# WHAT YOU SHOULD DO
Reproduce every record below exactly as it appears.

# RECORDED INFORMATION
* * *

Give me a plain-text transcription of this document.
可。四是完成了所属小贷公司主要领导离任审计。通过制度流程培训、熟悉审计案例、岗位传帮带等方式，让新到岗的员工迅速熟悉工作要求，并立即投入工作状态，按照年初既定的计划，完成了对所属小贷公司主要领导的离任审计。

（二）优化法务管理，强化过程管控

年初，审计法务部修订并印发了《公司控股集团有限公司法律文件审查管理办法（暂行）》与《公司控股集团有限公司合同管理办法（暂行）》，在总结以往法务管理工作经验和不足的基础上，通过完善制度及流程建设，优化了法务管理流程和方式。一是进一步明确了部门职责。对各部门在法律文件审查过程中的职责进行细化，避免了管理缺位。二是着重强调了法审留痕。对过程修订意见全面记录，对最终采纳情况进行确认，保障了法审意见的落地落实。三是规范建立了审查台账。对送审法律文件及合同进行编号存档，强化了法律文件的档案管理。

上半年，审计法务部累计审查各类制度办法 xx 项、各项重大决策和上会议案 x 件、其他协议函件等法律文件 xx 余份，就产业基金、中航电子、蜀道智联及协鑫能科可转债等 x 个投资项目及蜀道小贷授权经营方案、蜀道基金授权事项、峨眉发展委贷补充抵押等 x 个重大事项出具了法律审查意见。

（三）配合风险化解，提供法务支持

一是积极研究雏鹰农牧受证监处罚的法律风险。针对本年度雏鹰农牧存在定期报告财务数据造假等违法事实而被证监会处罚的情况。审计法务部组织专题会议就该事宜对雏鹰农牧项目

* * *

# WRITTEN RESPONSE
Give me a plain-text transcription of this document.
可。四是完成了所属小贷公司主要领导离任审计。通过制度流程培训、熟悉审计案例、岗位传帮带等方式，让新到岗的员工迅速熟悉工作要求，并立即投入工作状态，按照年初既定的计划，完成了对所属小贷公司主要领导的离任审计。

（二）优化法务管理，强化过程管控

年初，审计法务部修订并印发了《公司控股集团有限公司法律文件审查管理办法（暂行）》与《公司控股集团有限公司合同管理办法（暂行）》，在总结以往法务管理工作经验和不足的基础上，通过完善制度及流程建设，优化了法务管理流程和方式。一是进一步明确了部门职责。对各部门在法律文件审查过程中的职责进行细化，避免了管理缺位。二是着重强调了法审留痕。对过程修订意见全面记录，对最终采纳情况进行确认，保障了法审意见的落地落实。三是规范建立了审查台账。对送审法律文件及合同进行编号存档，强化了法律文件的档案管理。

上半年，审计法务部累计审查各类制度办法 xx 项、各项重大决策和上会议案 x 件、其他协议函件等法律文件 xx 余份，就产业基金、中航电子、蜀道智联及协鑫能科可转债等 x 个投资项目及蜀道小贷授权经营方案、蜀道基金授权事项、峨眉发展委贷补充抵押等 x 个重大事项出具了法律审查意见。

（三）配合风险化解，提供法务支持

一是积极研究雏鹰农牧受证监处罚的法律风险。针对本年度雏鹰农牧存在定期报告财务数据造假等违法事实而被证监会处罚的情况。审计法务部组织专题会议就该事宜对雏鹰农牧项目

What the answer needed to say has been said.